# PROBLEM REQUIREMENTS
Output every record word for word.

[Records that describe figures]
------------------------------------------------------------

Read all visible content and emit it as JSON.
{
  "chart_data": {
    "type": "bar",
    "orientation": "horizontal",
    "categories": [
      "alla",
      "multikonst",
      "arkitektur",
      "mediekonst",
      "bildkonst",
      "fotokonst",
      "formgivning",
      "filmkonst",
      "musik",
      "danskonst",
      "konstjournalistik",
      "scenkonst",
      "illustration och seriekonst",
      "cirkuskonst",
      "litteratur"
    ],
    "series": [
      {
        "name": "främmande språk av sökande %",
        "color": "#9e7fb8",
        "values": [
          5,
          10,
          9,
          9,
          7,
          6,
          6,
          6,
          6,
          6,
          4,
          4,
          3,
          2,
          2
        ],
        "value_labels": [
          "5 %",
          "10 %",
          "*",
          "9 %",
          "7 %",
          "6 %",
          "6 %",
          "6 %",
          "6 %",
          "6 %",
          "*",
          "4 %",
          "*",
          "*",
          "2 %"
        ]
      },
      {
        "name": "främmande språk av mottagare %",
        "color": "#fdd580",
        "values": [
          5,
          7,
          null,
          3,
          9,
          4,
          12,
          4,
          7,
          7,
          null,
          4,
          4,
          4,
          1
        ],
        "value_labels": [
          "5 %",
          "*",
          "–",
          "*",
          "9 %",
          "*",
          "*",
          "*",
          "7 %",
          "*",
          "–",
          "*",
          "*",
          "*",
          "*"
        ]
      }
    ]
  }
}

------------------------------------------------------------

# FINISHED EXERCISE
Read all visible content and emit it as JSON.
{
  "chart_data": {
    "type": "bar",
    "orientation": "horizontal",
    "categories": [
      "alla",
      "multikonst",
      "arkitektur",
      "mediekonst",
      "bildkonst",
      "fotokonst",
      "formgivning",
      "filmkonst",
      "musik",
      "danskonst",
      "konstjournalistik",
      "scenkonst",
      "illustration och seriekonst",
      "cirkuskonst",
      "litteratur"
    ],
    "series": [
      {
        "name": "främmande språk av sökande %",
        "color": "#9e7fb8",
        "values": [
          5,
          10,
          9,
          9,
          7,
          6,
          6,
          6,
          6,
          6,
          4,
          4,
          3,
          2,
          2
        ],
        "value_labels": [
          "5 %",
          "10 %",
          "*",
          "9 %",
          "7 %",
          "6 %",
          "6 %",
          "6 %",
          "6 %",
          "6 %",
          "*",
          "4 %",
          "*",
          "*",
          "2 %"
        ]
      },
      {
        "name": "främmande språk av mottagare %",
        "color": "#fdd580",
        "values": [
          5,
          7,
          null,
          3,
          9,
          4,
          12,
          4,
          7,
          7,
          null,
          4,
          4,
          4,
          1
        ],
        "value_labels": [
          "5 %",
          "*",
          "–",
          "*",
          "9 %",
          "*",
          "*",
          "*",
          "7 %",
          "*",
          "–",
          "*",
          "*",
          "*",
          "*"
        ]
      }
    ]
  }
}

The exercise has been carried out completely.